_THE TASK_
Your copy of the material below should match it exactly, except that it holds no pictures.

_THE RECORDS_
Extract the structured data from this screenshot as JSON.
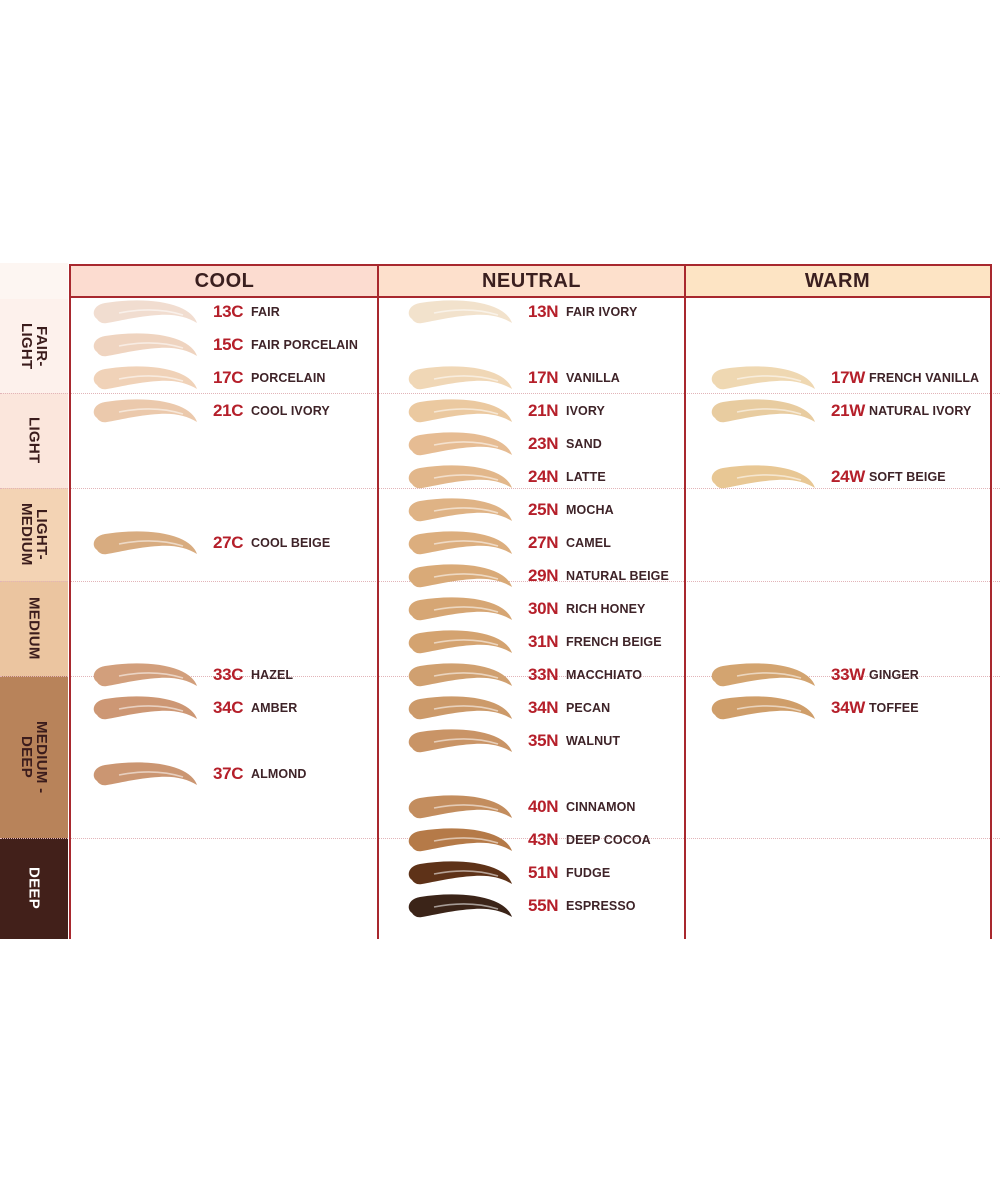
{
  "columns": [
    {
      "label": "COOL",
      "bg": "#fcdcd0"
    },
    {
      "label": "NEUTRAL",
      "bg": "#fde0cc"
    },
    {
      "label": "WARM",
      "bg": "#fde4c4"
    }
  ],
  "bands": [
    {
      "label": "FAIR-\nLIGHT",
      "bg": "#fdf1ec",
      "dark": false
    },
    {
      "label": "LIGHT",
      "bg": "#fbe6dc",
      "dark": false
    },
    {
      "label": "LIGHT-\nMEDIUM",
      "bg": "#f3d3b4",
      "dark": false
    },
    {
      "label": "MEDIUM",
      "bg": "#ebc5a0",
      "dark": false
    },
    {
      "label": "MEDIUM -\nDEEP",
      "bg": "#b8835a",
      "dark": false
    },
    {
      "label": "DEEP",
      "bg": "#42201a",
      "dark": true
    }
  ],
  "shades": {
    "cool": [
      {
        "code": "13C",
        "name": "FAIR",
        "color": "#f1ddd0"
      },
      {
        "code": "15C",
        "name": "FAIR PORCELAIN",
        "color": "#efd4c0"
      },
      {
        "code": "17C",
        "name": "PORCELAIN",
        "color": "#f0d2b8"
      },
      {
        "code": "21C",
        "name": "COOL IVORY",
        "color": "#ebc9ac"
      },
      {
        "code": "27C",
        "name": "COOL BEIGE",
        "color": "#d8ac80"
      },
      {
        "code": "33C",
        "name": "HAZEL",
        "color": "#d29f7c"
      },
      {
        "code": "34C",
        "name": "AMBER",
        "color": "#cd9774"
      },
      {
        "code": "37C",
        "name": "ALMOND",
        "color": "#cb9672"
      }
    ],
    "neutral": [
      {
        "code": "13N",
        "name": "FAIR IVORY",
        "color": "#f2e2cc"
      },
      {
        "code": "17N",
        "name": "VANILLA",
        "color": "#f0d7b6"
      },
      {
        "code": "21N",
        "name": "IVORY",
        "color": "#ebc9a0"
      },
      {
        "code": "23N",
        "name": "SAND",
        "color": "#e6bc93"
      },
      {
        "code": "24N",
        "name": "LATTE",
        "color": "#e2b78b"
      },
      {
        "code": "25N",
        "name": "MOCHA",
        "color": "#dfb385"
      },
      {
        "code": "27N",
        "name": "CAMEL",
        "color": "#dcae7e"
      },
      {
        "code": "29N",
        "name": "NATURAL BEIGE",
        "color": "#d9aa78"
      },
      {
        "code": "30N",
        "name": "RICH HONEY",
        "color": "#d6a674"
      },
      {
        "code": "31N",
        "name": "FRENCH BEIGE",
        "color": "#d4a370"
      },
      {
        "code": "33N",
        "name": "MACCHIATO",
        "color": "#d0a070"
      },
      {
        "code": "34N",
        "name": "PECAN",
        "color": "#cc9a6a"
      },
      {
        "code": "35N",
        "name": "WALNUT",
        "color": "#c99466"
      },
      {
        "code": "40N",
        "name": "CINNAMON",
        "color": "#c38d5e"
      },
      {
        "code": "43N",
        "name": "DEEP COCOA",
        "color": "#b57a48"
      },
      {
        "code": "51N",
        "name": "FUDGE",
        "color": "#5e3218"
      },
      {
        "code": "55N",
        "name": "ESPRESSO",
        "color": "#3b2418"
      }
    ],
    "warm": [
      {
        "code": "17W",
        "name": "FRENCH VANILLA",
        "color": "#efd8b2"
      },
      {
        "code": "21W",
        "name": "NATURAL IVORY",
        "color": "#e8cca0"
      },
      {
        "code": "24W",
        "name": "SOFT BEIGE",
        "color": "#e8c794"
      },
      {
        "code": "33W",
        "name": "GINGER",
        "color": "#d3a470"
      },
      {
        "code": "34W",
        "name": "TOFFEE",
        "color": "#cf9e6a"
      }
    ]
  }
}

_THE COMPLETED TASK_
Extract the structured data from this screenshot as JSON.
{
  "columns": [
    {
      "label": "COOL",
      "bg": "#fcdcd0"
    },
    {
      "label": "NEUTRAL",
      "bg": "#fde0cc"
    },
    {
      "label": "WARM",
      "bg": "#fde4c4"
    }
  ],
  "bands": [
    {
      "label": "FAIR-\nLIGHT",
      "bg": "#fdf1ec",
      "dark": false
    },
    {
      "label": "LIGHT",
      "bg": "#fbe6dc",
      "dark": false
    },
    {
      "label": "LIGHT-\nMEDIUM",
      "bg": "#f3d3b4",
      "dark": false
    },
    {
      "label": "MEDIUM",
      "bg": "#ebc5a0",
      "dark": false
    },
    {
      "label": "MEDIUM -\nDEEP",
      "bg": "#b8835a",
      "dark": false
    },
    {
      "label": "DEEP",
      "bg": "#42201a",
      "dark": true
    }
  ],
  "shades": {
    "cool": [
      {
        "code": "13C",
        "name": "FAIR",
        "color": "#f1ddd0"
      },
      {
        "code": "15C",
        "name": "FAIR PORCELAIN",
        "color": "#efd4c0"
      },
      {
        "code": "17C",
        "name": "PORCELAIN",
        "color": "#f0d2b8"
      },
      {
        "code": "21C",
        "name": "COOL IVORY",
        "color": "#ebc9ac"
      },
      {
        "code": "27C",
        "name": "COOL BEIGE",
        "color": "#d8ac80"
      },
      {
        "code": "33C",
        "name": "HAZEL",
        "color": "#d29f7c"
      },
      {
        "code": "34C",
        "name": "AMBER",
        "color": "#cd9774"
      },
      {
        "code": "37C",
        "name": "ALMOND",
        "color": "#cb9672"
      }
    ],
    "neutral": [
      {
        "code": "13N",
        "name": "FAIR IVORY",
        "color": "#f2e2cc"
      },
      {
        "code": "17N",
        "name": "VANILLA",
        "color": "#f0d7b6"
      },
      {
        "code": "21N",
        "name": "IVORY",
        "color": "#ebc9a0"
      },
      {
        "code": "23N",
        "name": "SAND",
        "color": "#e6bc93"
      },
      {
        "code": "24N",
        "name": "LATTE",
        "color": "#e2b78b"
      },
      {
        "code": "25N",
        "name": "MOCHA",
        "color": "#dfb385"
      },
      {
        "code": "27N",
        "name": "CAMEL",
        "color": "#dcae7e"
      },
      {
        "code": "29N",
        "name": "NATURAL BEIGE",
        "color": "#d9aa78"
      },
      {
        "code": "30N",
        "name": "RICH HONEY",
        "color": "#d6a674"
      },
      {
        "code": "31N",
        "name": "FRENCH BEIGE",
        "color": "#d4a370"
      },
      {
        "code": "33N",
        "name": "MACCHIATO",
        "color": "#d0a070"
      },
      {
        "code": "34N",
        "name": "PECAN",
        "color": "#cc9a6a"
      },
      {
        "code": "35N",
        "name": "WALNUT",
        "color": "#c99466"
      },
      {
        "code": "40N",
        "name": "CINNAMON",
        "color": "#c38d5e"
      },
      {
        "code": "43N",
        "name": "DEEP COCOA",
        "color": "#b57a48"
      },
      {
        "code": "51N",
        "name": "FUDGE",
        "color": "#5e3218"
      },
      {
        "code": "55N",
        "name": "ESPRESSO",
        "color": "#3b2418"
      }
    ],
    "warm": [
      {
        "code": "17W",
        "name": "FRENCH VANILLA",
        "color": "#efd8b2"
      },
      {
        "code": "21W",
        "name": "NATURAL IVORY",
        "color": "#e8cca0"
      },
      {
        "code": "24W",
        "name": "SOFT BEIGE",
        "color": "#e8c794"
      },
      {
        "code": "33W",
        "name": "GINGER",
        "color": "#d3a470"
      },
      {
        "code": "34W",
        "name": "TOFFEE",
        "color": "#cf9e6a"
      }
    ]
  }
}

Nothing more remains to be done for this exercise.